▸ DOCUMENT EXCERPT
╭──

Today I did the normal attending staff physician thing of going to grand rounds.  Grand rounds are mornings of learning, with a few hours of interesting talks by residents, staff and visiting lecturers.  This morning, an old friend was our guest lecturer.

 

Fourteen years ago we began medical school together in the hallowed halls of an old building on the side of a mountain, and every day we climbed hills both physical and figurative as medicine poured itself into our minds and hearts.  For 18 months of clerkship, when medical students first interact with patients, we grew into being doctors.  On so many occasions, he saved me – and perhaps I saved him too.  I remember those days as if they happened yesterday; they were days full of excitement, emotion, and exhaustion.  Probably some of the most illuminating days of my life, I grew from a little wee baby medical student into a competent trainee physician.  But it was not an easy road, and it really helped to have a friend to lean on.  This friend stayed my constant, as somehow we ended up in almost every rotation together.  When medical school was finished, we went our separate ways into residency and our futures.

 

As he said today, “look at us now”.  Both of us ended up as Emergency Physicians, he in the US and me here in Canada.  All grown up, we have both been attending staff for years now.  We teach and train our own crop of medical students.  Listening to him give a dynamic and passionate talk, his words resonated with me.  The years melted away and I remembered why our friendship took root in the first place: our hearts are in the same place with regards to patients.  We both value our patients’ stories, the person behind the sickness.  We respond to our patients with patience, compassion, and an open mind.

 

Listening to my old friend helped me remember, today, the emotion and joy of what we do each shift, each patient encounter.  Seeing him, hearing his voice, brought me back to that day in Geriatrics, in 2006, when a little old lady refused to get in her bed because she thought there were cockroaches.  No one could convince her otherwise, as she was delirious.  But this young man, this third year medical student with not much experience but lots of compassion, hopped in her smelly sick bed and lay down to prove the absence of said cockroaches.  Wouldn’t you know it, she smiled and got back in bed as soon as he got back up.

 

So thank you, my friend, for being the confidante I needed when life kept throwing pain and fear and stress at us.  Thank you for giving the smiles and hugs I needed back then, when often life was so lonely even in hallways full of people.  And thank you, for bringing back memories and emotions that can hopefully knit their ways back into my daily practice, and help me find joy in the every day at work again.

╰──

▸ SUPPLIED MATERIAL
╭──

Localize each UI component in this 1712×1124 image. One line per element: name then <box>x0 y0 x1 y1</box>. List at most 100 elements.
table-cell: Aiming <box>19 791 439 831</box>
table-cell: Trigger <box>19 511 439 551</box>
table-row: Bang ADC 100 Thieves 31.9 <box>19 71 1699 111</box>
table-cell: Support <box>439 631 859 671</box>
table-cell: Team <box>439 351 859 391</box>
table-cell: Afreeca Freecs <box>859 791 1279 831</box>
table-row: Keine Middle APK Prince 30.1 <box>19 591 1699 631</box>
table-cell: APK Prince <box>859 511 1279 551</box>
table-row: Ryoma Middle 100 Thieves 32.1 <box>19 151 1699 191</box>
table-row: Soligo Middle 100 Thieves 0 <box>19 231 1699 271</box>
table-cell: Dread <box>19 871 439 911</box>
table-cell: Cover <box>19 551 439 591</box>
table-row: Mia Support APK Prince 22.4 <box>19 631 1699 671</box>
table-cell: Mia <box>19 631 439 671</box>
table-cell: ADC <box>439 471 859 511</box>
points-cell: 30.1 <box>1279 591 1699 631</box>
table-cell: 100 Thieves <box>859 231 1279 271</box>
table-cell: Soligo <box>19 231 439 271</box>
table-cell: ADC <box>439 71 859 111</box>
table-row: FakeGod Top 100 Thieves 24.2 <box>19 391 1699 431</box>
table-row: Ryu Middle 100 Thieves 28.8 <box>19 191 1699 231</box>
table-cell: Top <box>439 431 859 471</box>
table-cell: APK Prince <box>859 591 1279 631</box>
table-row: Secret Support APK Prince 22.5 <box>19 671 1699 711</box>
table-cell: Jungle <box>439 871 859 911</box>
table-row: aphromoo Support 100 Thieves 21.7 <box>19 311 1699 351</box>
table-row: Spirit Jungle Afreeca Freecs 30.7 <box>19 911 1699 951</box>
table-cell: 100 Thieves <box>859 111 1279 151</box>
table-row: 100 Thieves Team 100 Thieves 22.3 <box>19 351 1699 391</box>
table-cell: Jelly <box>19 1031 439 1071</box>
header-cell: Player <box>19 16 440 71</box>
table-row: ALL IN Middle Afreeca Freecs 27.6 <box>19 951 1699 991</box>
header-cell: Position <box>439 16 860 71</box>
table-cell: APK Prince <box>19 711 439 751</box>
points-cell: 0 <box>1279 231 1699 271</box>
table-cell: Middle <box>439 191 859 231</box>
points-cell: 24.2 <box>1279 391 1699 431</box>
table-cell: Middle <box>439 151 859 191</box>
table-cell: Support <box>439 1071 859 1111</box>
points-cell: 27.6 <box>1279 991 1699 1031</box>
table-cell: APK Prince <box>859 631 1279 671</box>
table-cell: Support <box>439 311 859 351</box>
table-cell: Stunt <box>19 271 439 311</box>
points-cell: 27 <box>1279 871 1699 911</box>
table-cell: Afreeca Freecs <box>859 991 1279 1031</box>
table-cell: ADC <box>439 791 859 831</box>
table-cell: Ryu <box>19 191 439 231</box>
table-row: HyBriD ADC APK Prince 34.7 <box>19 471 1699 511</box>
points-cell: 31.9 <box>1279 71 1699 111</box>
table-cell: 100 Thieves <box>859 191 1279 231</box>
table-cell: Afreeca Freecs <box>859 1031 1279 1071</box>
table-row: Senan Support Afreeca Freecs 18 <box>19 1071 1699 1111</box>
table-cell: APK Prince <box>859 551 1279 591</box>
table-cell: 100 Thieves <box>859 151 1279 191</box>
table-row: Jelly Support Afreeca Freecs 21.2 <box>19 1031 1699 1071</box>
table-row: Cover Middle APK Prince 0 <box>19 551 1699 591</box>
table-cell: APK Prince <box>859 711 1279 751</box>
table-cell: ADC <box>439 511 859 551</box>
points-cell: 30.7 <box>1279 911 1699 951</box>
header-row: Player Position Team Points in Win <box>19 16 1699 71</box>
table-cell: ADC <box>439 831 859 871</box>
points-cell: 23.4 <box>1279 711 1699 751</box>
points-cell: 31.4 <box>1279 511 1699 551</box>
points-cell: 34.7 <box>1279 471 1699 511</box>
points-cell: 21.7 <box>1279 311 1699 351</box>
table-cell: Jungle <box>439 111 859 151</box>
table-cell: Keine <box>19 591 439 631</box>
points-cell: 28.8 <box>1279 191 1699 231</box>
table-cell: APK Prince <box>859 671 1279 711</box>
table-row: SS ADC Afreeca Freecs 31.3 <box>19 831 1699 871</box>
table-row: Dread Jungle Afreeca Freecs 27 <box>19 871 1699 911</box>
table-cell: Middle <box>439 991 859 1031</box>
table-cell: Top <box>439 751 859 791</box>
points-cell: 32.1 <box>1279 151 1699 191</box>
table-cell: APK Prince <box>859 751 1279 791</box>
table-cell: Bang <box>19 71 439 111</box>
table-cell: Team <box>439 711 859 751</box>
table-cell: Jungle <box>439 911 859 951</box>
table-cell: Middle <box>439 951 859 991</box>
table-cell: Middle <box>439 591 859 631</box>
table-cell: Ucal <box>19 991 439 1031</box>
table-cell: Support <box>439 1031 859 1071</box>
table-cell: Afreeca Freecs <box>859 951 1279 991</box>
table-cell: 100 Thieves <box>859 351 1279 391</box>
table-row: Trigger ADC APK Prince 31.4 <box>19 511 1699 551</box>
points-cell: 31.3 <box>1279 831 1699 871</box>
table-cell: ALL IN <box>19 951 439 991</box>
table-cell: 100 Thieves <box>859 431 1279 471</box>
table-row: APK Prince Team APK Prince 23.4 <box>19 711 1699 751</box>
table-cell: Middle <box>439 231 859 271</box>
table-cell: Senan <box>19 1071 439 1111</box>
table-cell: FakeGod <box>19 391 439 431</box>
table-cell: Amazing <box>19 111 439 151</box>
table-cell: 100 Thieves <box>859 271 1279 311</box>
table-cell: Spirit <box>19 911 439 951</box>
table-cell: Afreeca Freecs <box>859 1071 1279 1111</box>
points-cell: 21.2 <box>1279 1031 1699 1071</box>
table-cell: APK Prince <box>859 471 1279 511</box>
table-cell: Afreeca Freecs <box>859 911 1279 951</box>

╰──

▸ EXERCISE A
Using the grand rounds piece, decide whether each statement agrees with it: (i) the writer and the friend began medical school together fourteen years ago; (ii) both of them now work as Emergency Physicians in Canada; (iii) the old lady in Geriatrics would not get into her bed because she believed there were spiders in it. For each, answer yes or no and quote the words of the piece that decide it.
▸ EXERCISE B
Retype the stretch of the grand rounds piece from "Today I did" through "our guest lecturer.".

▸ YOUR RESPONSE A
(i) Yes: "Fourteen years ago we began medical school together"
(ii) No: "he in the US and me here in Canada"
(iii) No: "because she thought there were cockroaches"

▸ YOUR RESPONSE B
Today I did the normal attending staff physician thing of going to grand rounds.  Grand rounds are mornings of learning, with a few hours of interesting talks by residents, staff and visiting lecturers.  This morning, an old friend was our guest lecturer.